* _EXERCISE DIRECTIONS_: Pick every line from the data that holds the word "dock".
##### DATASET RECORDS #####
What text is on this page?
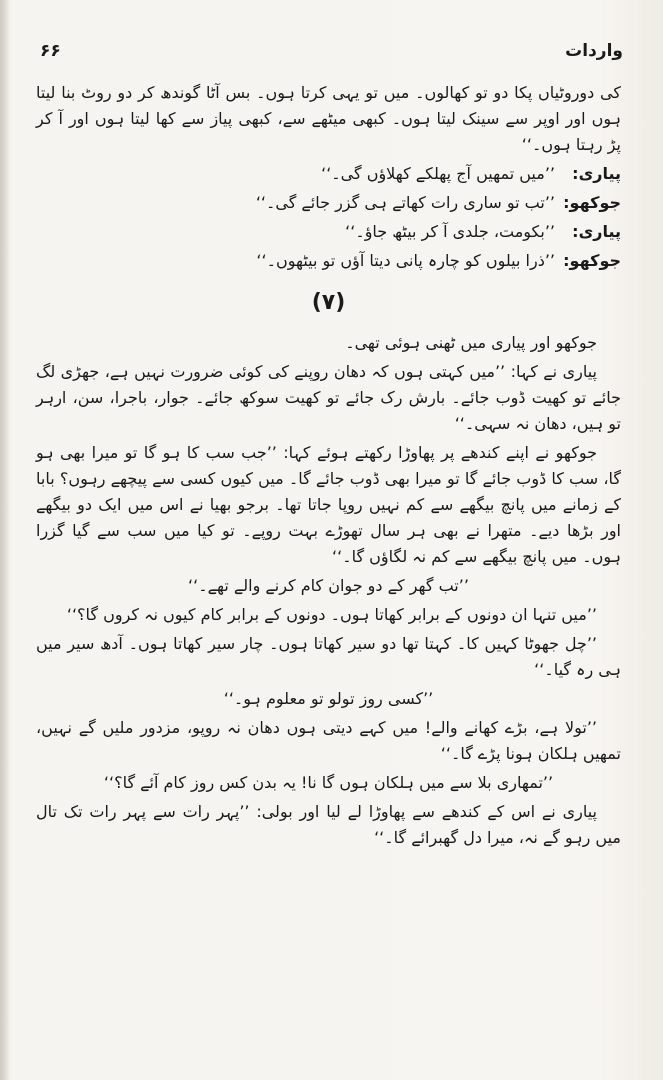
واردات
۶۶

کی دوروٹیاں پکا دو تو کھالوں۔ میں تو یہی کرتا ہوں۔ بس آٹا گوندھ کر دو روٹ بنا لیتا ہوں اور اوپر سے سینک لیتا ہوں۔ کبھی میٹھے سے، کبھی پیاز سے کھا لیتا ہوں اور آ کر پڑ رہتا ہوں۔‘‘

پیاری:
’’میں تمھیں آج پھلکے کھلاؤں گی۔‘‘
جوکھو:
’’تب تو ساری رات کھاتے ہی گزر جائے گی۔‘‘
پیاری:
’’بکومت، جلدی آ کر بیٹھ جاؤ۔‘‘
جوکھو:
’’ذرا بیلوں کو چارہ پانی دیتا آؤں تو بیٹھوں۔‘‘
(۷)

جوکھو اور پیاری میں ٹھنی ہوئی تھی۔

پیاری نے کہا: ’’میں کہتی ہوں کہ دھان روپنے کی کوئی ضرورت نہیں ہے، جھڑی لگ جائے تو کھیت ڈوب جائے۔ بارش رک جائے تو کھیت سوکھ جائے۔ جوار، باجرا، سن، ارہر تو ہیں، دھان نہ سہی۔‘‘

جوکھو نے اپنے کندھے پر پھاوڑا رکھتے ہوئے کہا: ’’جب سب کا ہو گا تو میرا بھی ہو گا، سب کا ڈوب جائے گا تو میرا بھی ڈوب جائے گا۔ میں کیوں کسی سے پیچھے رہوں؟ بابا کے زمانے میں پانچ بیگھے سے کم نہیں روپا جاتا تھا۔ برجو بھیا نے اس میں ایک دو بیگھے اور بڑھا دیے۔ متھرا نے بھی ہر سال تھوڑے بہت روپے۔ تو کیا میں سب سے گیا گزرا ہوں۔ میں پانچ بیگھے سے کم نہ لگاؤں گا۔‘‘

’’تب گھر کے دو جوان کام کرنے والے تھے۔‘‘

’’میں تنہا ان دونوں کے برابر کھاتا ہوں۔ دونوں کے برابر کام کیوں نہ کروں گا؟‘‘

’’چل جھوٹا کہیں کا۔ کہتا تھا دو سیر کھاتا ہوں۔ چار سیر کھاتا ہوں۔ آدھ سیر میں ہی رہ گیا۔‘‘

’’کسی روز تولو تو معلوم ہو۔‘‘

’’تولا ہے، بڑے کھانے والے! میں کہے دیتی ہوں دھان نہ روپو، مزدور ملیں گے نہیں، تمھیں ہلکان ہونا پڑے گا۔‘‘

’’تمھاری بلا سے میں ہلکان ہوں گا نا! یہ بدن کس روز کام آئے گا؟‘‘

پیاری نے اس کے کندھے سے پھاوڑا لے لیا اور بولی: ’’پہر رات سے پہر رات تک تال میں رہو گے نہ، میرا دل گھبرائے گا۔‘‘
#####
##### DATASET RECORDS #####
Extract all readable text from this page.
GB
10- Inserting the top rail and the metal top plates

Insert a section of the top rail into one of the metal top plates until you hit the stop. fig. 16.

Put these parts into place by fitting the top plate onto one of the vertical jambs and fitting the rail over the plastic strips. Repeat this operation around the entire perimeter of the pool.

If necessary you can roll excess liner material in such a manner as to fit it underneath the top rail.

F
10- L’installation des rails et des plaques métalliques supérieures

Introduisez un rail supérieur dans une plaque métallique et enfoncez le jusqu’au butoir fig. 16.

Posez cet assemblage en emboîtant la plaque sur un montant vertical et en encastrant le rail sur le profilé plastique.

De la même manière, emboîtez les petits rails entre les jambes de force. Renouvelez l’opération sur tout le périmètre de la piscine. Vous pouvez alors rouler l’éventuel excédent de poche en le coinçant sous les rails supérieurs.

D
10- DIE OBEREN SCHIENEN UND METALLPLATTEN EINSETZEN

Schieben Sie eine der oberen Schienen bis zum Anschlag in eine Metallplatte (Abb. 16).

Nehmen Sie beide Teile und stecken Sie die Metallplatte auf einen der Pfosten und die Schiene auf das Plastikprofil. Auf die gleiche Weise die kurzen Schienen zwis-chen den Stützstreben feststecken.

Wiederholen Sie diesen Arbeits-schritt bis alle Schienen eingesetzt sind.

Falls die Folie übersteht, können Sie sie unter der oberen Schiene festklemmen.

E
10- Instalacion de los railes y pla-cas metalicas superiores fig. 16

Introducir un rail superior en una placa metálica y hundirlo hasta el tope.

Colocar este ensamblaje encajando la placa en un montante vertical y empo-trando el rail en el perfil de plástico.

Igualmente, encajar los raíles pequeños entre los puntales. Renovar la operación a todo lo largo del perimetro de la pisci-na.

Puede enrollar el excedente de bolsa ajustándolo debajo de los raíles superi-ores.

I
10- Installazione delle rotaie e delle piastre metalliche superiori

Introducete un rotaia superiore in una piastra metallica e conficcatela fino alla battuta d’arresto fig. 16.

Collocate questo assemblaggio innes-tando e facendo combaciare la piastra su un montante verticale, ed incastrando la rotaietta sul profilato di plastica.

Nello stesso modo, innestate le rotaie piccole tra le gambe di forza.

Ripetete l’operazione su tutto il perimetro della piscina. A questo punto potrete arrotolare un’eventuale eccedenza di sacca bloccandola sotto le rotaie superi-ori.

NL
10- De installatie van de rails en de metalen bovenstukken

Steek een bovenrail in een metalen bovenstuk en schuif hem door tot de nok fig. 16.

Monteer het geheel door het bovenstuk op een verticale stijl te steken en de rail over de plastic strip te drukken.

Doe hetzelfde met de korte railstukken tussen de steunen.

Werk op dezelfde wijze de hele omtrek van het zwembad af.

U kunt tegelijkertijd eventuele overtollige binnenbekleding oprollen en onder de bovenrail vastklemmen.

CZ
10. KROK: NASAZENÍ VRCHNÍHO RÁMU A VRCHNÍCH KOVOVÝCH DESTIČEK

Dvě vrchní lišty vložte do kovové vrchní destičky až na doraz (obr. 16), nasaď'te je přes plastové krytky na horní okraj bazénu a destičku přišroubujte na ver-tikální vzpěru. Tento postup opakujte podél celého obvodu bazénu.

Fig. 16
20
#####
##### DATASET RECORDS #####
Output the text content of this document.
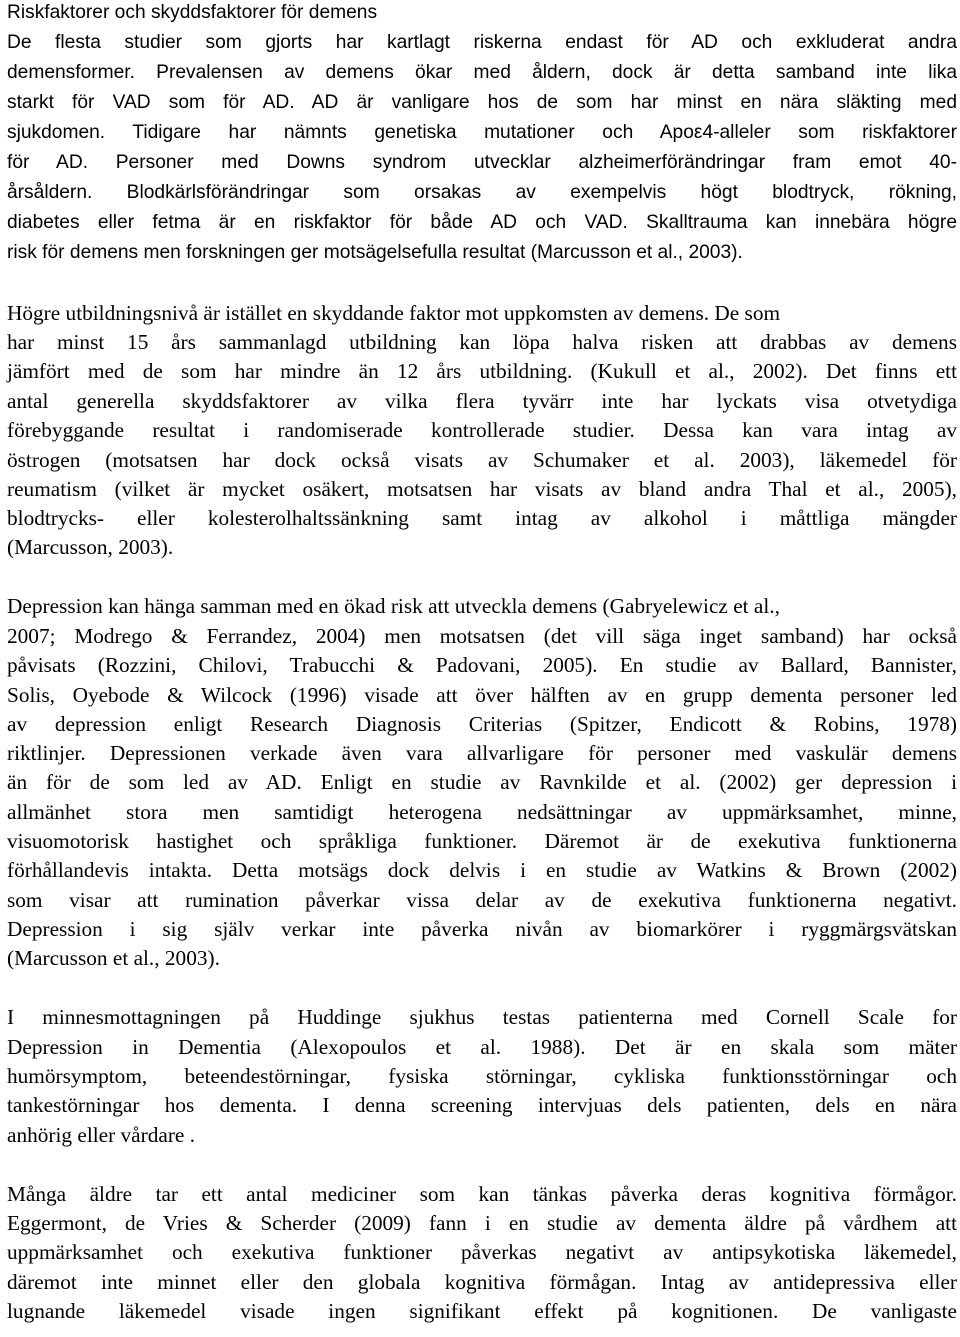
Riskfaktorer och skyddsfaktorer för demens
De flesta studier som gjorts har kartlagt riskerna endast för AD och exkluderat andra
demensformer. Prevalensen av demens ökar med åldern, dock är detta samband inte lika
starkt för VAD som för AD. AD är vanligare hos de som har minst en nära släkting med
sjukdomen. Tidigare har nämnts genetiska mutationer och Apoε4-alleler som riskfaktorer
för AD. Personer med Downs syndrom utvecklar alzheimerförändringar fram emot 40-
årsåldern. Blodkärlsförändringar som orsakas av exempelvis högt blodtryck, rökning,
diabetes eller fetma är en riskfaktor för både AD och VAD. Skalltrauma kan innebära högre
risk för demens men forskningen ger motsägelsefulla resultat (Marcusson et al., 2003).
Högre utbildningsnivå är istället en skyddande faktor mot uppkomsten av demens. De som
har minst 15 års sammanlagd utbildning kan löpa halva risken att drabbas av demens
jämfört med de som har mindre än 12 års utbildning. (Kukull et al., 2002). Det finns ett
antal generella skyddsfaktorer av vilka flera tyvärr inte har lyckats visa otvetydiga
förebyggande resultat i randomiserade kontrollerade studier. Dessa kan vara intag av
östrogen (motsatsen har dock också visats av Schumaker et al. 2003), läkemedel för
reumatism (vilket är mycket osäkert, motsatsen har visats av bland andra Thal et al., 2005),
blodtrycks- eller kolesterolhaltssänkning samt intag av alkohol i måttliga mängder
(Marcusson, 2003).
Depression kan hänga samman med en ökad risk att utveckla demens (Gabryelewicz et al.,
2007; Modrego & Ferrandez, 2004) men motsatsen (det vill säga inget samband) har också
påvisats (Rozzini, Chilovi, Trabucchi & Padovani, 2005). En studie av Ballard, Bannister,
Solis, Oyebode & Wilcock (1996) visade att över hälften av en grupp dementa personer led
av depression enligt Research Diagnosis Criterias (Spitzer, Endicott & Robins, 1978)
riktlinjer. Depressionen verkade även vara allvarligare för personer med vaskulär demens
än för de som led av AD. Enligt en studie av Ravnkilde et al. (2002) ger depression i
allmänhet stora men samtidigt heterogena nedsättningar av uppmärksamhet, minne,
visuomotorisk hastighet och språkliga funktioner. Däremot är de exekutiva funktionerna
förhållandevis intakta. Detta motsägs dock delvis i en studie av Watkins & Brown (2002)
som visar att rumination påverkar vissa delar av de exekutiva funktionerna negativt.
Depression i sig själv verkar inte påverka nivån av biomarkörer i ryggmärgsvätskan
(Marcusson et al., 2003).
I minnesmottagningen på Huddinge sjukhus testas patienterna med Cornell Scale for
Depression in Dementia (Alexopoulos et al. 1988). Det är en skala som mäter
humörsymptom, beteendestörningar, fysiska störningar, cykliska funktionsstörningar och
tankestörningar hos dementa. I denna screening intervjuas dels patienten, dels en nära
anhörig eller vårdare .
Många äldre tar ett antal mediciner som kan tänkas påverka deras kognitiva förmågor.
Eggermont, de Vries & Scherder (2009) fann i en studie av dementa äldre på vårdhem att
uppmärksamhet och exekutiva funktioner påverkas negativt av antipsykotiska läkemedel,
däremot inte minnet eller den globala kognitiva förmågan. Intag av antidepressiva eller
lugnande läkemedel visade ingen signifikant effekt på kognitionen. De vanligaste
#####
* _TASK RESULT_:
demensformer. Prevalensen av demens ökar med åldern, dock är detta samband inte lika
östrogen (motsatsen har dock också visats av Schumaker et al. 2003), läkemedel för
förhållandevis intakta. Detta motsägs dock delvis i en studie av Watkins & Brown (2002)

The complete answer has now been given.